What to produce:
Render every entry exactly as it appears.

Dataset entries on figures

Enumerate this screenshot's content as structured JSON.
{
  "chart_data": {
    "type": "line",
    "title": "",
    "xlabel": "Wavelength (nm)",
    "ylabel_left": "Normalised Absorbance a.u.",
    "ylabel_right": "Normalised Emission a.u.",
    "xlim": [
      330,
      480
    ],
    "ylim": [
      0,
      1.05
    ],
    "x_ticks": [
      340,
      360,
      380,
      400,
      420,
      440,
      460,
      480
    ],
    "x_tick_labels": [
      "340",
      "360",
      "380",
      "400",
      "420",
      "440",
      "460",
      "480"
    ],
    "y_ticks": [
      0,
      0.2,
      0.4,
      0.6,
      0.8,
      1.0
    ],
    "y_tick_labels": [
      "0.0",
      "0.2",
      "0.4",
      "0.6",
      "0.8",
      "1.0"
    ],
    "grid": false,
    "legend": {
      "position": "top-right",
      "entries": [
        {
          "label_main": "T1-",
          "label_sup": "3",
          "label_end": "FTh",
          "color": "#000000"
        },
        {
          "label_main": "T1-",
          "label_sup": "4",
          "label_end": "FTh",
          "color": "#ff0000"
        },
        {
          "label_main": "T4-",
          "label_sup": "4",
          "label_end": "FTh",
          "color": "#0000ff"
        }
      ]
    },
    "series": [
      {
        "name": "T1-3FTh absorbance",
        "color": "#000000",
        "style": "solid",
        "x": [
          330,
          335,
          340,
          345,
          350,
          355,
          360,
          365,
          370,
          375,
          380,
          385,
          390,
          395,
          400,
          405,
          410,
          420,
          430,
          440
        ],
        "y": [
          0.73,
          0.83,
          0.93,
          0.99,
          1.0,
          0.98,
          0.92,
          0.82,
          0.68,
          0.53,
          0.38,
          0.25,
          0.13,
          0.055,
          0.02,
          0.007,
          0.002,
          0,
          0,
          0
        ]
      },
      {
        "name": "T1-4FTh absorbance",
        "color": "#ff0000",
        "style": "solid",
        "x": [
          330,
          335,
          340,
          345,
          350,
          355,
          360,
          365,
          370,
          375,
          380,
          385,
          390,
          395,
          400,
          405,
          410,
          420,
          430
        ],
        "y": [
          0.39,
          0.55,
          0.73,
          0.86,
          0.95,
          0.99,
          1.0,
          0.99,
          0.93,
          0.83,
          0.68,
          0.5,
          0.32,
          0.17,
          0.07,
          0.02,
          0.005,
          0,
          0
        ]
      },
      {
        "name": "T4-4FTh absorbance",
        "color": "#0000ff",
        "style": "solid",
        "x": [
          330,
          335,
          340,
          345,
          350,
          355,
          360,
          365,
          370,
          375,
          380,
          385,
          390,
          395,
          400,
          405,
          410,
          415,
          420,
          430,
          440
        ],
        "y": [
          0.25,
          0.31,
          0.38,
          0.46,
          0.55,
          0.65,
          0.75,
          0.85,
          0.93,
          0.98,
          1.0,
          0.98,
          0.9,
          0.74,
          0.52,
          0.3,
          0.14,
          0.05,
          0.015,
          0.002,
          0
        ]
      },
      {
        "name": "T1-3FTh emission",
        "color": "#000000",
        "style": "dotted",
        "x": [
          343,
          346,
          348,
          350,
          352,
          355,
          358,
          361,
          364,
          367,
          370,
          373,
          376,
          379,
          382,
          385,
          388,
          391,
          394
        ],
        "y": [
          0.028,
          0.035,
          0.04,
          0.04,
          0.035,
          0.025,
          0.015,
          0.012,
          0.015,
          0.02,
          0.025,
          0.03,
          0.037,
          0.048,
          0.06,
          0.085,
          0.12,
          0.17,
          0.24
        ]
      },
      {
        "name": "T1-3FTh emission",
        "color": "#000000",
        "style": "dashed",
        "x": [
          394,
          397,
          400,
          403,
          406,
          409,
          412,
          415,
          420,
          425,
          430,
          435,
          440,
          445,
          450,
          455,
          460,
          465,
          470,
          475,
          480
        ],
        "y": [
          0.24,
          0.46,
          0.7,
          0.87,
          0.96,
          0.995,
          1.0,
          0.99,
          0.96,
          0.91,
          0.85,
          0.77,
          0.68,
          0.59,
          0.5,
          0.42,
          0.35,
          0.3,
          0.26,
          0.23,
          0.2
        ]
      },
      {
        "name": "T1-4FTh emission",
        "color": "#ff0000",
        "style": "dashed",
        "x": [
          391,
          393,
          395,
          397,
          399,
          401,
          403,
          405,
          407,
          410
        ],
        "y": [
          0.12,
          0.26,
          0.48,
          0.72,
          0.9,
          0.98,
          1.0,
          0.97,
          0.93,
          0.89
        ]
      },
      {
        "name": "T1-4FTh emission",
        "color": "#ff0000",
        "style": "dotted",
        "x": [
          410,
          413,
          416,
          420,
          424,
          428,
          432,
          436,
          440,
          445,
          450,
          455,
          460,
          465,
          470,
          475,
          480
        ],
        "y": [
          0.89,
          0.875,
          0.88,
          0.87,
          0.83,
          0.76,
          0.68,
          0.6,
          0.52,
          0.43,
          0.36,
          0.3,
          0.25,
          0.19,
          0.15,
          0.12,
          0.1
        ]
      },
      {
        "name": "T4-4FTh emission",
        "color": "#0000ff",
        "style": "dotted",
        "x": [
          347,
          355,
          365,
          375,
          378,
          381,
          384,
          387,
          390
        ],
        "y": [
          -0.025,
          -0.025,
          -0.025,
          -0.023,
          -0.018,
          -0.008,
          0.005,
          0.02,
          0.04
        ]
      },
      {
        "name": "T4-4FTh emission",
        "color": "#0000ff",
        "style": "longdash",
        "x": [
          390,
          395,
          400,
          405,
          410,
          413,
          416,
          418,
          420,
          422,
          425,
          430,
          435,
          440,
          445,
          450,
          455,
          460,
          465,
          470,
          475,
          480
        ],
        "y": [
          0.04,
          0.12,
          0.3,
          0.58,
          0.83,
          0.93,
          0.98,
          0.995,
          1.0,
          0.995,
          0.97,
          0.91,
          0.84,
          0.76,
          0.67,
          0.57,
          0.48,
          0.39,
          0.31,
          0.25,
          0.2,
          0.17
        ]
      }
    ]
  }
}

Task output:
Enumerate this screenshot's content as structured JSON.
{
  "chart_data": {
    "type": "line",
    "title": "",
    "xlabel": "Wavelength (nm)",
    "ylabel_left": "Normalised Absorbance a.u.",
    "ylabel_right": "Normalised Emission a.u.",
    "xlim": [
      330,
      480
    ],
    "ylim": [
      0,
      1.05
    ],
    "x_ticks": [
      340,
      360,
      380,
      400,
      420,
      440,
      460,
      480
    ],
    "x_tick_labels": [
      "340",
      "360",
      "380",
      "400",
      "420",
      "440",
      "460",
      "480"
    ],
    "y_ticks": [
      0,
      0.2,
      0.4,
      0.6,
      0.8,
      1.0
    ],
    "y_tick_labels": [
      "0.0",
      "0.2",
      "0.4",
      "0.6",
      "0.8",
      "1.0"
    ],
    "grid": false,
    "legend": {
      "position": "top-right",
      "entries": [
        {
          "label_main": "T1-",
          "label_sup": "3",
          "label_end": "FTh",
          "color": "#000000"
        },
        {
          "label_main": "T1-",
          "label_sup": "4",
          "label_end": "FTh",
          "color": "#ff0000"
        },
        {
          "label_main": "T4-",
          "label_sup": "4",
          "label_end": "FTh",
          "color": "#0000ff"
        }
      ]
    },
    "series": [
      {
        "name": "T1-3FTh absorbance",
        "color": "#000000",
        "style": "solid",
        "x": [
          330,
          335,
          340,
          345,
          350,
          355,
          360,
          365,
          370,
          375,
          380,
          385,
          390,
          395,
          400,
          405,
          410,
          420,
          430,
          440
        ],
        "y": [
          0.73,
          0.83,
          0.93,
          0.99,
          1.0,
          0.98,
          0.92,
          0.82,
          0.68,
          0.53,
          0.38,
          0.25,
          0.13,
          0.055,
          0.02,
          0.007,
          0.002,
          0,
          0,
          0
        ]
      },
      {
        "name": "T1-4FTh absorbance",
        "color": "#ff0000",
        "style": "solid",
        "x": [
          330,
          335,
          340,
          345,
          350,
          355,
          360,
          365,
          370,
          375,
          380,
          385,
          390,
          395,
          400,
          405,
          410,
          420,
          430
        ],
        "y": [
          0.39,
          0.55,
          0.73,
          0.86,
          0.95,
          0.99,
          1.0,
          0.99,
          0.93,
          0.83,
          0.68,
          0.5,
          0.32,
          0.17,
          0.07,
          0.02,
          0.005,
          0,
          0
        ]
      },
      {
        "name": "T4-4FTh absorbance",
        "color": "#0000ff",
        "style": "solid",
        "x": [
          330,
          335,
          340,
          345,
          350,
          355,
          360,
          365,
          370,
          375,
          380,
          385,
          390,
          395,
          400,
          405,
          410,
          415,
          420,
          430,
          440
        ],
        "y": [
          0.25,
          0.31,
          0.38,
          0.46,
          0.55,
          0.65,
          0.75,
          0.85,
          0.93,
          0.98,
          1.0,
          0.98,
          0.9,
          0.74,
          0.52,
          0.3,
          0.14,
          0.05,
          0.015,
          0.002,
          0
        ]
      },
      {
        "name": "T1-3FTh emission",
        "color": "#000000",
        "style": "dotted",
        "x": [
          343,
          346,
          348,
          350,
          352,
          355,
          358,
          361,
          364,
          367,
          370,
          373,
          376,
          379,
          382,
          385,
          388,
          391,
          394
        ],
        "y": [
          0.028,
          0.035,
          0.04,
          0.04,
          0.035,
          0.025,
          0.015,
          0.012,
          0.015,
          0.02,
          0.025,
          0.03,
          0.037,
          0.048,
          0.06,
          0.085,
          0.12,
          0.17,
          0.24
        ]
      },
      {
        "name": "T1-3FTh emission",
        "color": "#000000",
        "style": "dashed",
        "x": [
          394,
          397,
          400,
          403,
          406,
          409,
          412,
          415,
          420,
          425,
          430,
          435,
          440,
          445,
          450,
          455,
          460,
          465,
          470,
          475,
          480
        ],
        "y": [
          0.24,
          0.46,
          0.7,
          0.87,
          0.96,
          0.995,
          1.0,
          0.99,
          0.96,
          0.91,
          0.85,
          0.77,
          0.68,
          0.59,
          0.5,
          0.42,
          0.35,
          0.3,
          0.26,
          0.23,
          0.2
        ]
      },
      {
        "name": "T1-4FTh emission",
        "color": "#ff0000",
        "style": "dashed",
        "x": [
          391,
          393,
          395,
          397,
          399,
          401,
          403,
          405,
          407,
          410
        ],
        "y": [
          0.12,
          0.26,
          0.48,
          0.72,
          0.9,
          0.98,
          1.0,
          0.97,
          0.93,
          0.89
        ]
      },
      {
        "name": "T1-4FTh emission",
        "color": "#ff0000",
        "style": "dotted",
        "x": [
          410,
          413,
          416,
          420,
          424,
          428,
          432,
          436,
          440,
          445,
          450,
          455,
          460,
          465,
          470,
          475,
          480
        ],
        "y": [
          0.89,
          0.875,
          0.88,
          0.87,
          0.83,
          0.76,
          0.68,
          0.6,
          0.52,
          0.43,
          0.36,
          0.3,
          0.25,
          0.19,
          0.15,
          0.12,
          0.1
        ]
      },
      {
        "name": "T4-4FTh emission",
        "color": "#0000ff",
        "style": "dotted",
        "x": [
          347,
          355,
          365,
          375,
          378,
          381,
          384,
          387,
          390
        ],
        "y": [
          -0.025,
          -0.025,
          -0.025,
          -0.023,
          -0.018,
          -0.008,
          0.005,
          0.02,
          0.04
        ]
      },
      {
        "name": "T4-4FTh emission",
        "color": "#0000ff",
        "style": "longdash",
        "x": [
          390,
          395,
          400,
          405,
          410,
          413,
          416,
          418,
          420,
          422,
          425,
          430,
          435,
          440,
          445,
          450,
          455,
          460,
          465,
          470,
          475,
          480
        ],
        "y": [
          0.04,
          0.12,
          0.3,
          0.58,
          0.83,
          0.93,
          0.98,
          0.995,
          1.0,
          0.995,
          0.97,
          0.91,
          0.84,
          0.76,
          0.67,
          0.57,
          0.48,
          0.39,
          0.31,
          0.25,
          0.2,
          0.17
        ]
      }
    ]
  }
}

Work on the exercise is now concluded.